> [Do this]: Copy the lines below as they are; omit the images they contain.

_____

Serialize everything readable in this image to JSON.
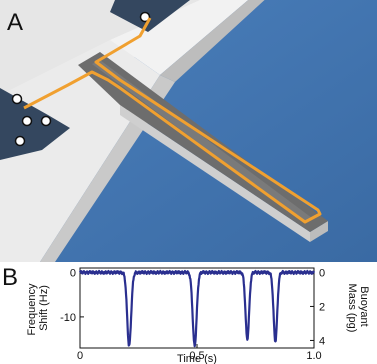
{
  "panel_a": {
    "letter": "A",
    "colors": {
      "background": "#3f72ad",
      "substrate": "#d9d9d9",
      "cantilever": "#6d6d6d",
      "channel": "#f0a030",
      "pad": "#34475f"
    }
  },
  "panel_b": {
    "letter": "B",
    "chart_data": {
      "type": "line",
      "xlabel": "Time (s)",
      "ylabel": "Frequency Shift (Hz)",
      "ylabel_lines": [
        "Frequency",
        "Shift (Hz)"
      ],
      "y2label": "Buoyant Mass (pg)",
      "y2label_lines": [
        "Buoyant",
        "Mass (pg)"
      ],
      "xlim": [
        0,
        1.0
      ],
      "ylim": [
        -17,
        1
      ],
      "x_ticks": [
        "0",
        "0.5",
        "1.0"
      ],
      "y_ticks": [
        "0",
        "-10"
      ],
      "y2_ticks": [
        "0",
        "2",
        "4"
      ],
      "series": [
        {
          "color": "#2a2f8f",
          "baseline": 0,
          "dips": [
            {
              "time": 0.21,
              "depth": -16.5,
              "width": 0.012
            },
            {
              "time": 0.49,
              "depth": -16.5,
              "width": 0.012
            },
            {
              "time": 0.715,
              "depth": -15.0,
              "width": 0.011
            },
            {
              "time": 0.835,
              "depth": -15.5,
              "width": 0.011
            }
          ]
        }
      ]
    }
  }
}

_____

> [Final result]:
Serialize everything readable in this image to JSON.
{
  "panel_a": {
    "letter": "A",
    "colors": {
      "background": "#3f72ad",
      "substrate": "#d9d9d9",
      "cantilever": "#6d6d6d",
      "channel": "#f0a030",
      "pad": "#34475f"
    }
  },
  "panel_b": {
    "letter": "B",
    "chart_data": {
      "type": "line",
      "xlabel": "Time (s)",
      "ylabel": "Frequency Shift (Hz)",
      "ylabel_lines": [
        "Frequency",
        "Shift (Hz)"
      ],
      "y2label": "Buoyant Mass (pg)",
      "y2label_lines": [
        "Buoyant",
        "Mass (pg)"
      ],
      "xlim": [
        0,
        1.0
      ],
      "ylim": [
        -17,
        1
      ],
      "x_ticks": [
        "0",
        "0.5",
        "1.0"
      ],
      "y_ticks": [
        "0",
        "-10"
      ],
      "y2_ticks": [
        "0",
        "2",
        "4"
      ],
      "series": [
        {
          "color": "#2a2f8f",
          "baseline": 0,
          "dips": [
            {
              "time": 0.21,
              "depth": -16.5,
              "width": 0.012
            },
            {
              "time": 0.49,
              "depth": -16.5,
              "width": 0.012
            },
            {
              "time": 0.715,
              "depth": -15.0,
              "width": 0.011
            },
            {
              "time": 0.835,
              "depth": -15.5,
              "width": 0.011
            }
          ]
        }
      ]
    }
  }
}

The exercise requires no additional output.